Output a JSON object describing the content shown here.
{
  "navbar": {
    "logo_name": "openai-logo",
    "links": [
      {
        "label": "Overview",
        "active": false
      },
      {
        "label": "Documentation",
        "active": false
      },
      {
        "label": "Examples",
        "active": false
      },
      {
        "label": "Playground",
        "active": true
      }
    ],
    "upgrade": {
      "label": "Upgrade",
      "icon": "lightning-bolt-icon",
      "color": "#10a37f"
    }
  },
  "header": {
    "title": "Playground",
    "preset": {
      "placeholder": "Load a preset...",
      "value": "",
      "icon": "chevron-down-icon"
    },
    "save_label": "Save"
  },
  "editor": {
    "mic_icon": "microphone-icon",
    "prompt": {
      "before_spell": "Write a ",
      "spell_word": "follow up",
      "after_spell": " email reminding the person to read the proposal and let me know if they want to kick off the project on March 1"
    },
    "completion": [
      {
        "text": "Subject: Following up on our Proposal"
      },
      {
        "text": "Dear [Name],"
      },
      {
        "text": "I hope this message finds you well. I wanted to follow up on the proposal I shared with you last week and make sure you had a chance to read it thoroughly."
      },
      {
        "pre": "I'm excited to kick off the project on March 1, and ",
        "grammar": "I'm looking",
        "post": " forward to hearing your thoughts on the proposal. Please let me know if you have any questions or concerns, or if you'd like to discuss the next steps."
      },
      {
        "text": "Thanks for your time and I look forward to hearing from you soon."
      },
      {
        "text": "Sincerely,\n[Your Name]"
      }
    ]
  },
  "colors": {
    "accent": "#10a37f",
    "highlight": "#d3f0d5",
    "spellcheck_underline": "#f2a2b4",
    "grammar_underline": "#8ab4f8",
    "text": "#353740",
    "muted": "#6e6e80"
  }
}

=== GIVEN TASK ===
Look through the data above. Each line containing the word "read" needs to be copied.

=== WRITTEN RESPONSE ===
      "after_spell": " email reminding the person to read the proposal and let me know if they want to kick off the project on March 1"
        "text": "I hope this message finds you well. I wanted to follow up on the proposal I shared with you last week and make sure you had a chance to read it thoroughly."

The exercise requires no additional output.